SET TASK = In the article on the SCO and Afghanistan, can you restate the paragraph that begins "The 2001 attack overthrew" more briefly while keeping its main facts?

PASSAGE GIVEN =
+ + + + +

SCO Can Play Role in Restoring Security to Afghanistan
SCO Can Play Role in Restoring Security to Afghanistan

A lawmaker said collective measures are needed by regional governments to prevent the security conflict in Afghanistan from worsening, suggesting the Shanghai Cooperation Organization could provide a platform for promoting regional peace.

Speaking in a recent interview with ICANA, Jalil Rahimi said Afghanistan has the potential to become another Iraq or Syria, creating a big headache for Iran and other regional governments.

"In view of the security gap in Afghanistan and lack of calm despite numerous promises by western countries, the ground is prepared for terrorist groups to exploit poverty among the nation and lack of government's control to grow stronger," Rahimi said.  

Afghanistan is still gripped by insecurity after the US and its allies attacked the country as part of Washington's so-called war on terror.

The 2001 attack overthrew the Taliban rule, but the group still controls large swathes of Afghanistan. In recent years, the gradual expansion of the self-styled Islamic State to Afghanistan has further fueled violence and insecurity in the South Asian country.

Rahimi said he believes the SCO could play an effective role in battling terrorism and restoring calm to the war-stricken country, particularly as many neighbors of Afghanistan and two big powers, Russia and China, are its members.

Iran holds observer status in the security bloc since 2005, along with Afghanistan, Belarus and Mongolia.

India and Pakistan officially jointed the bloc earlier this year, in its first expansion in sixteen years after its 2001 creation by China, Russia and four ex-Soviet Central Asian republics of Kazakhstan, Uzbekistan, Tajikistan and Kyrgyzstan. US President Donald Trump announced the new US strategy on Afghanistan in August, vowing to bring 4,000 American troops into the long-running conflict in Afghanistan.

Some analysts believe the new policy, which is believed to set the stage for a significant escalation of war, is just a repetition of previous policies that failed to end chaos in Afghanistan in the past 16 years.

+ + + + +

[Data items]
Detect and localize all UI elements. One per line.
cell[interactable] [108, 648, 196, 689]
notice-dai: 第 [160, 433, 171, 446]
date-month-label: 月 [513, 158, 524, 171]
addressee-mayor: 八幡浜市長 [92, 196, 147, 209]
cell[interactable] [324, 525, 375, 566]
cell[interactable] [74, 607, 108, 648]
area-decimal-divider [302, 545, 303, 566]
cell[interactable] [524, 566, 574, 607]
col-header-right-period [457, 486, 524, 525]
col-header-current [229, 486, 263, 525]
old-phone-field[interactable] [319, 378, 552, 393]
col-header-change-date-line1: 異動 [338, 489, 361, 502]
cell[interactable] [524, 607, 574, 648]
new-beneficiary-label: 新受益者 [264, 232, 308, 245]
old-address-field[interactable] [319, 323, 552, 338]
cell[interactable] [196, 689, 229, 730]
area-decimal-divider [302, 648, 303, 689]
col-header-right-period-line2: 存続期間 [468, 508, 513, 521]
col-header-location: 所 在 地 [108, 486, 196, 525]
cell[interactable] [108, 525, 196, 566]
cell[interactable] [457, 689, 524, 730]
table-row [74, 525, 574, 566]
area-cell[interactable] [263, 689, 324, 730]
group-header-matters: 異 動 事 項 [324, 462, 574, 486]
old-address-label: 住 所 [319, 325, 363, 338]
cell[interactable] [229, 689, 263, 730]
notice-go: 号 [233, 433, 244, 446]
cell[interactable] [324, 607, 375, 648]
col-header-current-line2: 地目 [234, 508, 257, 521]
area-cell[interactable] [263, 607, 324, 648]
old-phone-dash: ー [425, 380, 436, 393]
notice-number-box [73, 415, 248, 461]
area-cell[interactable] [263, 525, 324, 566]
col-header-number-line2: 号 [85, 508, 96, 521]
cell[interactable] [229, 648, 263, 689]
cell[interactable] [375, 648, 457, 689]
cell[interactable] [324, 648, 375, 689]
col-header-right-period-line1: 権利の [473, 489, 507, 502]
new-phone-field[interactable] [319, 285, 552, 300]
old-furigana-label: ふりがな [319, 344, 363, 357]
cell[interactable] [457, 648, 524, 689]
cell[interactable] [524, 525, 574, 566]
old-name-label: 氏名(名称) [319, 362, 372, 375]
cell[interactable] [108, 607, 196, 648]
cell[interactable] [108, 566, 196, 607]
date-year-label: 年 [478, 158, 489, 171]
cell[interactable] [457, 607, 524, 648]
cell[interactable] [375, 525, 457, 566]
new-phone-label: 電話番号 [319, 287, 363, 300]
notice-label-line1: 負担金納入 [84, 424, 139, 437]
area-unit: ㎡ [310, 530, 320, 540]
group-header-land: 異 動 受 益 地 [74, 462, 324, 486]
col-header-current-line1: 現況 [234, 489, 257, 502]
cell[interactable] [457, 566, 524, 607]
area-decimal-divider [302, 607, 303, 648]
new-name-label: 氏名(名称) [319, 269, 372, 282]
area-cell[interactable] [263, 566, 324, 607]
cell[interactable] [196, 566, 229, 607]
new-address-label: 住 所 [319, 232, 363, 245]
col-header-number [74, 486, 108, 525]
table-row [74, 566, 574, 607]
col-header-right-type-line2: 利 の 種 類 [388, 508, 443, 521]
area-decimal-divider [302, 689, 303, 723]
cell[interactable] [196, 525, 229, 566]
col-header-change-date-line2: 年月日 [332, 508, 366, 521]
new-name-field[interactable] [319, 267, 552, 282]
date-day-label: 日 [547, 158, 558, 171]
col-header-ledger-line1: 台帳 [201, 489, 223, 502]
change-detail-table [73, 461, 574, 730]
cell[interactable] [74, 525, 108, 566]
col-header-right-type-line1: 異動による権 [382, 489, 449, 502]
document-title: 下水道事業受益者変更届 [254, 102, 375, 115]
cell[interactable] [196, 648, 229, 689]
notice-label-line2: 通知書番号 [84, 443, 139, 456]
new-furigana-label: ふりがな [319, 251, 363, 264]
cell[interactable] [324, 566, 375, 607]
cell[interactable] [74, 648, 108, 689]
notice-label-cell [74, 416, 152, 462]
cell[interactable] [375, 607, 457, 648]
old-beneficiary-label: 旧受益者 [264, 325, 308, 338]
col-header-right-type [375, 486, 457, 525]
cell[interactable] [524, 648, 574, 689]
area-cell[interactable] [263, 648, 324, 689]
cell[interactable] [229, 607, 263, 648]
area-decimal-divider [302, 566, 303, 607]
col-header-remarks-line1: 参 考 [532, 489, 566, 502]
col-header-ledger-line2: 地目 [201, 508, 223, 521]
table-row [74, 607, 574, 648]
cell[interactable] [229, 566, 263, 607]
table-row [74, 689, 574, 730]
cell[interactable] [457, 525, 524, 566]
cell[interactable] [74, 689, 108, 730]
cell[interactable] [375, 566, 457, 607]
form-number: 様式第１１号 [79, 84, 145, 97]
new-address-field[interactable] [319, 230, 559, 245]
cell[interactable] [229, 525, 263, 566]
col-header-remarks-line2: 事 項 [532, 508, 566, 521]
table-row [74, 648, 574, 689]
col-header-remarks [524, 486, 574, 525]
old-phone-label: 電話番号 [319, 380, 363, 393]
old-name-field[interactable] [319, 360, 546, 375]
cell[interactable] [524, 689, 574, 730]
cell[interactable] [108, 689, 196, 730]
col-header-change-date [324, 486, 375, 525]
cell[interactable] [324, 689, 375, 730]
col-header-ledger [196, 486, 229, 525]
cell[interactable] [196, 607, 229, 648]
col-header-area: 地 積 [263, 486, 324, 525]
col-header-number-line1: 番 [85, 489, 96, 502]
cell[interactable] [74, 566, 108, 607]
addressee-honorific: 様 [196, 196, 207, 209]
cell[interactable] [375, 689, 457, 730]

+ + + + +

TASK RESPONSE = The 2001 attack ended Taliban rule, yet the Taliban still controls large parts of Afghanistan. In recent years, the self-styled Islamic State's gradual spread into the country has further increased violence and insecurity.